Records for processing »
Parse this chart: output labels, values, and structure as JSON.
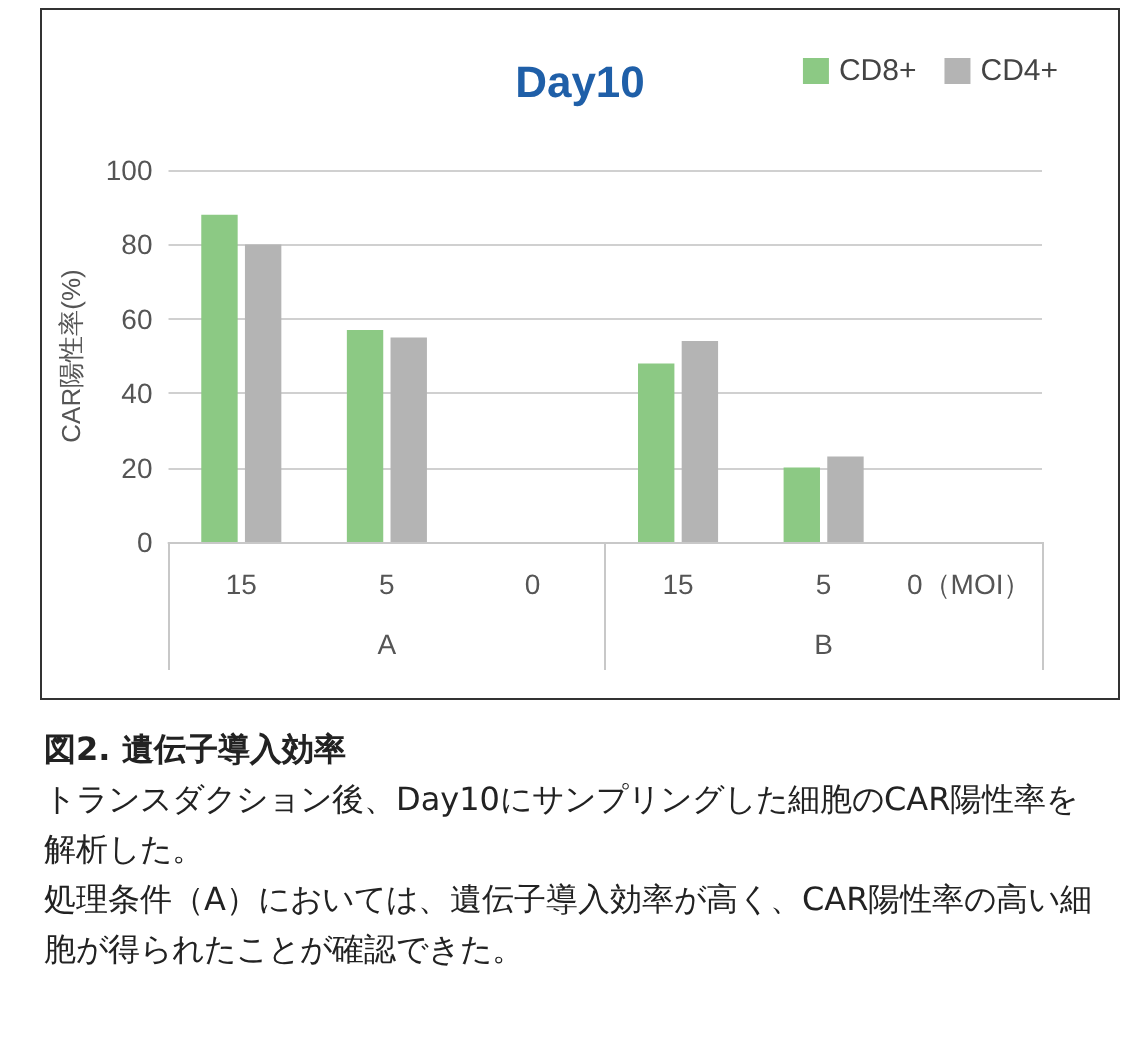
{
  "chart_data": {
    "type": "bar",
    "title": "Day10",
    "ylabel": "CAR陽性率(%)",
    "categories": [
      "15",
      "5",
      "0",
      "15",
      "5",
      "0（MOI）"
    ],
    "series": [
      {
        "name": "CD8+",
        "color": "#8cc984",
        "values": [
          88,
          57,
          0,
          48,
          20,
          0
        ]
      },
      {
        "name": "CD4+",
        "color": "#b4b4b4",
        "values": [
          80,
          55,
          0,
          54,
          23,
          0
        ]
      }
    ],
    "ylim": [
      0,
      100
    ],
    "yticks": [
      0,
      20,
      40,
      60,
      80,
      100
    ],
    "grid": "y",
    "legend": "top right",
    "annotations": [
      "A",
      "B",
      "図2. 遺伝子導入効率",
      "トランスダクション後、Day10にサンプリングした細胞のCAR陽性率を解析した。",
      "処理条件（A）においては、遺伝子導入効率が高く、CAR陽性率の高い細胞が得られたことが確認できた。"
    ]
  }
}
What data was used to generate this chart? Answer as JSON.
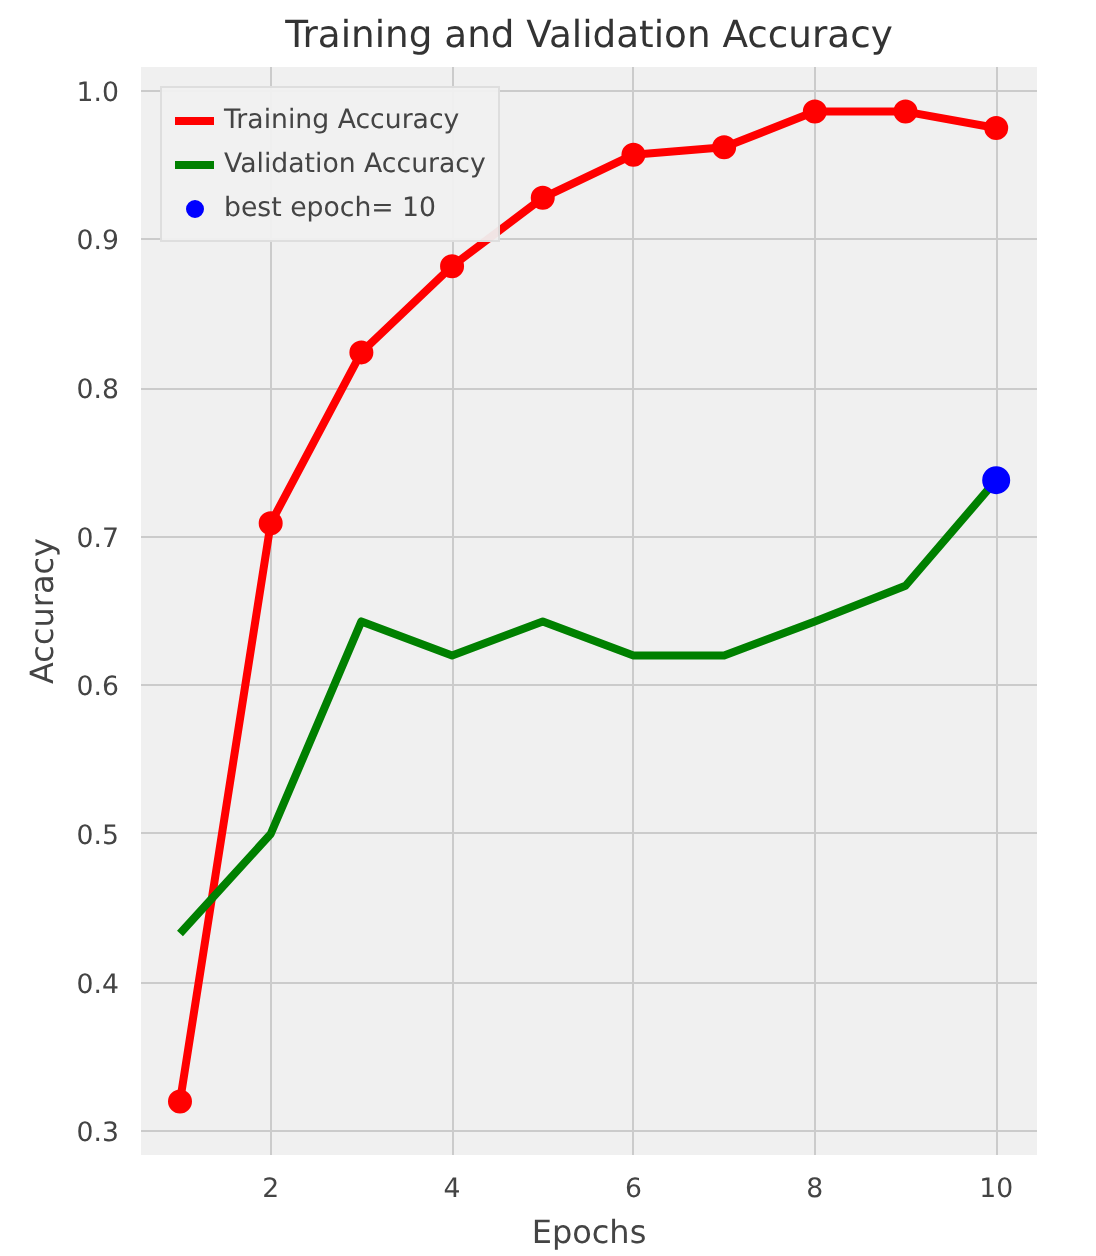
{
  "chart_data": {
    "type": "line",
    "title": "Training and Validation Accuracy",
    "xlabel": "Epochs",
    "ylabel": "Accuracy",
    "x": [
      1,
      2,
      3,
      4,
      5,
      6,
      7,
      8,
      9,
      10
    ],
    "series": [
      {
        "name": "Training Accuracy",
        "color": "#ff0000",
        "marker": "circle",
        "values": [
          0.32,
          0.709,
          0.824,
          0.882,
          0.928,
          0.957,
          0.962,
          0.986,
          0.986,
          0.975
        ]
      },
      {
        "name": "Validation Accuracy",
        "color": "#008000",
        "marker": "none",
        "values": [
          0.433,
          0.5,
          0.643,
          0.62,
          0.643,
          0.62,
          0.62,
          0.643,
          0.667,
          0.738
        ]
      },
      {
        "name": "best epoch= 10",
        "type": "scatter",
        "color": "#0000ff",
        "marker": "circle",
        "x": [
          10
        ],
        "values": [
          0.738
        ]
      }
    ],
    "xlim": [
      0.57,
      10.45
    ],
    "ylim": [
      0.284,
      1.016
    ],
    "xticks": [
      2,
      4,
      6,
      8,
      10
    ],
    "yticks": [
      0.3,
      0.4,
      0.5,
      0.6,
      0.7,
      0.8,
      0.9,
      {
        "value": 1,
        "label": "1.0"
      }
    ],
    "grid": true,
    "legend": "top left",
    "line_style": "solid"
  }
}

Given instruction »
Copy the records above exactly, leaving out every picture.

The completed task »
Parse this chart: output labels, values, and structure as JSON.
{
  "chart_data": {
    "type": "bar",
    "title": "Day10",
    "ylabel": "CAR陽性率(%)",
    "categories": [
      "15",
      "5",
      "0",
      "15",
      "5",
      "0（MOI）"
    ],
    "series": [
      {
        "name": "CD8+",
        "color": "#8cc984",
        "values": [
          88,
          57,
          0,
          48,
          20,
          0
        ]
      },
      {
        "name": "CD4+",
        "color": "#b4b4b4",
        "values": [
          80,
          55,
          0,
          54,
          23,
          0
        ]
      }
    ],
    "ylim": [
      0,
      100
    ],
    "yticks": [
      0,
      20,
      40,
      60,
      80,
      100
    ],
    "grid": "y",
    "legend": "top right",
    "annotations": [
      "A",
      "B",
      "図2. 遺伝子導入効率",
      "トランスダクション後、Day10にサンプリングした細胞のCAR陽性率を解析した。",
      "処理条件（A）においては、遺伝子導入効率が高く、CAR陽性率の高い細胞が得られたことが確認できた。"
    ]
  }
}
What data was used to generate this chart? Answer as JSON.
{
  "chart_data": {
    "type": "line",
    "title": "Training and Validation Accuracy",
    "xlabel": "Epochs",
    "ylabel": "Accuracy",
    "x": [
      1,
      2,
      3,
      4,
      5,
      6,
      7,
      8,
      9,
      10
    ],
    "series": [
      {
        "name": "Training Accuracy",
        "color": "#ff0000",
        "marker": "circle",
        "values": [
          0.32,
          0.709,
          0.824,
          0.882,
          0.928,
          0.957,
          0.962,
          0.986,
          0.986,
          0.975
        ]
      },
      {
        "name": "Validation Accuracy",
        "color": "#008000",
        "marker": "none",
        "values": [
          0.433,
          0.5,
          0.643,
          0.62,
          0.643,
          0.62,
          0.62,
          0.643,
          0.667,
          0.738
        ]
      },
      {
        "name": "best epoch= 10",
        "type": "scatter",
        "color": "#0000ff",
        "marker": "circle",
        "x": [
          10
        ],
        "values": [
          0.738
        ]
      }
    ],
    "xlim": [
      0.57,
      10.45
    ],
    "ylim": [
      0.284,
      1.016
    ],
    "xticks": [
      2,
      4,
      6,
      8,
      10
    ],
    "yticks": [
      0.3,
      0.4,
      0.5,
      0.6,
      0.7,
      0.8,
      0.9,
      {
        "value": 1,
        "label": "1.0"
      }
    ],
    "grid": true,
    "legend": "top left",
    "line_style": "solid"
  }
}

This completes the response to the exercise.